-- START --

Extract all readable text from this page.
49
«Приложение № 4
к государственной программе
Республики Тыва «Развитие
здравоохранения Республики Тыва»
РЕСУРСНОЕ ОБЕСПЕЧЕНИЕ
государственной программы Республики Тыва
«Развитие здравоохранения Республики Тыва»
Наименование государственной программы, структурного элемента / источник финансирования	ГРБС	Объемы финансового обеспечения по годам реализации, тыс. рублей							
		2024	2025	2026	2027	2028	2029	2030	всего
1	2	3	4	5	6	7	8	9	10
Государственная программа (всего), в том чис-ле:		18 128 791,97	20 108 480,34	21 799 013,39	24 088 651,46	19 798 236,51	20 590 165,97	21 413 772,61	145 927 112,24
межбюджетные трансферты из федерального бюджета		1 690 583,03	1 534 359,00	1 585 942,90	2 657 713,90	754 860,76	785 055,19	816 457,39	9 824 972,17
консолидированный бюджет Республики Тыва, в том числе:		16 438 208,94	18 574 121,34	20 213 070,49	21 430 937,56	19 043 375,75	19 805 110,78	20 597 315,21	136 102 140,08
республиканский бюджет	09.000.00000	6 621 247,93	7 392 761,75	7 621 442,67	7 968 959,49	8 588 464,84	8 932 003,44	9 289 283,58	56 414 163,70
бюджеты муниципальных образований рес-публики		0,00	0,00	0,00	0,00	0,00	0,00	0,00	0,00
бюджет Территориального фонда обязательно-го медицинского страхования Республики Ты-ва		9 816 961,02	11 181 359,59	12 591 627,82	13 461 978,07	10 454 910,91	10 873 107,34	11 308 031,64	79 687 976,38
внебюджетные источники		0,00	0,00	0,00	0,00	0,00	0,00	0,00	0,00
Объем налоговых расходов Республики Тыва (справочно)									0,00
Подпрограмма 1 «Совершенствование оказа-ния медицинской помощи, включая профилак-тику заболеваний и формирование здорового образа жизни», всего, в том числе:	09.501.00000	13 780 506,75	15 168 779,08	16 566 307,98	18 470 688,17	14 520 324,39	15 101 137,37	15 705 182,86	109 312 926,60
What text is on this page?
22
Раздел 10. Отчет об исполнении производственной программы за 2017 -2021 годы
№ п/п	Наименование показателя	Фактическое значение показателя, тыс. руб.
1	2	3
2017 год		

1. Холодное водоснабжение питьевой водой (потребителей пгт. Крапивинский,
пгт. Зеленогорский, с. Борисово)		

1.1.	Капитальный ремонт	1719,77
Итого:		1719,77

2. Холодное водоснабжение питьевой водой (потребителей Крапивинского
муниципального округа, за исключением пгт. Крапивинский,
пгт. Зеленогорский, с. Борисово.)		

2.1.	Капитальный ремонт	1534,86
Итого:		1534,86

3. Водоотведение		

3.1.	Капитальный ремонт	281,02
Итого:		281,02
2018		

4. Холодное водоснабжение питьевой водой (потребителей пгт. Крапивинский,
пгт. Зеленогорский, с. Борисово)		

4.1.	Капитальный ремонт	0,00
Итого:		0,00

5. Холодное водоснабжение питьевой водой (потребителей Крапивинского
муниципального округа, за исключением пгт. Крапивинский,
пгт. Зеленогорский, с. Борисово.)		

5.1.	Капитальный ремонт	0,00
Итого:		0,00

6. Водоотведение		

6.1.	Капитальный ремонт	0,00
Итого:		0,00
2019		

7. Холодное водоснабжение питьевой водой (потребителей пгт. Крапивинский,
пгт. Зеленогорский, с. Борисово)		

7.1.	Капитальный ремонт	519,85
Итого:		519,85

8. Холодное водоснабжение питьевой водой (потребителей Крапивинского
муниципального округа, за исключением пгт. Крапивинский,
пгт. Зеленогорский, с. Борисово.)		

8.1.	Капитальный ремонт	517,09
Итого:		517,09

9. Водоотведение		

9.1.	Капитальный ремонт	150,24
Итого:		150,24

-- END --

• _DESCRIPTION OF THE TASK_
Write down all the entries again without a single difference.

• _SOLVED PROBLEM_
Extract all readable text from this page.
49
«Приложение № 4
к государственной программе
Республики Тыва «Развитие
здравоохранения Республики Тыва»
РЕСУРСНОЕ ОБЕСПЕЧЕНИЕ
государственной программы Республики Тыва
«Развитие здравоохранения Республики Тыва»
Наименование государственной программы, структурного элемента / источник финансирования	ГРБС	Объемы финансового обеспечения по годам реализации, тыс. рублей							
		2024	2025	2026	2027	2028	2029	2030	всего
1	2	3	4	5	6	7	8	9	10
Государственная программа (всего), в том чис-ле:		18 128 791,97	20 108 480,34	21 799 013,39	24 088 651,46	19 798 236,51	20 590 165,97	21 413 772,61	145 927 112,24
межбюджетные трансферты из федерального бюджета		1 690 583,03	1 534 359,00	1 585 942,90	2 657 713,90	754 860,76	785 055,19	816 457,39	9 824 972,17
консолидированный бюджет Республики Тыва, в том числе:		16 438 208,94	18 574 121,34	20 213 070,49	21 430 937,56	19 043 375,75	19 805 110,78	20 597 315,21	136 102 140,08
республиканский бюджет	09.000.00000	6 621 247,93	7 392 761,75	7 621 442,67	7 968 959,49	8 588 464,84	8 932 003,44	9 289 283,58	56 414 163,70
бюджеты муниципальных образований рес-публики		0,00	0,00	0,00	0,00	0,00	0,00	0,00	0,00
бюджет Территориального фонда обязательно-го медицинского страхования Республики Ты-ва		9 816 961,02	11 181 359,59	12 591 627,82	13 461 978,07	10 454 910,91	10 873 107,34	11 308 031,64	79 687 976,38
внебюджетные источники		0,00	0,00	0,00	0,00	0,00	0,00	0,00	0,00
Объем налоговых расходов Республики Тыва (справочно)									0,00
Подпрограмма 1 «Совершенствование оказа-ния медицинской помощи, включая профилак-тику заболеваний и формирование здорового образа жизни», всего, в том числе:	09.501.00000	13 780 506,75	15 168 779,08	16 566 307,98	18 470 688,17	14 520 324,39	15 101 137,37	15 705 182,86	109 312 926,60
What text is on this page?
22
Раздел 10. Отчет об исполнении производственной программы за 2017 -2021 годы
№ п/п	Наименование показателя	Фактическое значение показателя, тыс. руб.
1	2	3
2017 год		

1. Холодное водоснабжение питьевой водой (потребителей пгт. Крапивинский,
пгт. Зеленогорский, с. Борисово)		

1.1.	Капитальный ремонт	1719,77
Итого:		1719,77

2. Холодное водоснабжение питьевой водой (потребителей Крапивинского
муниципального округа, за исключением пгт. Крапивинский,
пгт. Зеленогорский, с. Борисово.)		

2.1.	Капитальный ремонт	1534,86
Итого:		1534,86

3. Водоотведение		

3.1.	Капитальный ремонт	281,02
Итого:		281,02
2018		

4. Холодное водоснабжение питьевой водой (потребителей пгт. Крапивинский,
пгт. Зеленогорский, с. Борисово)		

4.1.	Капитальный ремонт	0,00
Итого:		0,00

5. Холодное водоснабжение питьевой водой (потребителей Крапивинского
муниципального округа, за исключением пгт. Крапивинский,
пгт. Зеленогорский, с. Борисово.)		

5.1.	Капитальный ремонт	0,00
Итого:		0,00

6. Водоотведение		

6.1.	Капитальный ремонт	0,00
Итого:		0,00
2019		

7. Холодное водоснабжение питьевой водой (потребителей пгт. Крапивинский,
пгт. Зеленогорский, с. Борисово)		

7.1.	Капитальный ремонт	519,85
Итого:		519,85

8. Холодное водоснабжение питьевой водой (потребителей Крапивинского
муниципального округа, за исключением пгт. Крапивинский,
пгт. Зеленогорский, с. Борисово.)		

8.1.	Капитальный ремонт	517,09
Итого:		517,09

9. Водоотведение		

9.1.	Капитальный ремонт	150,24
Итого:		150,24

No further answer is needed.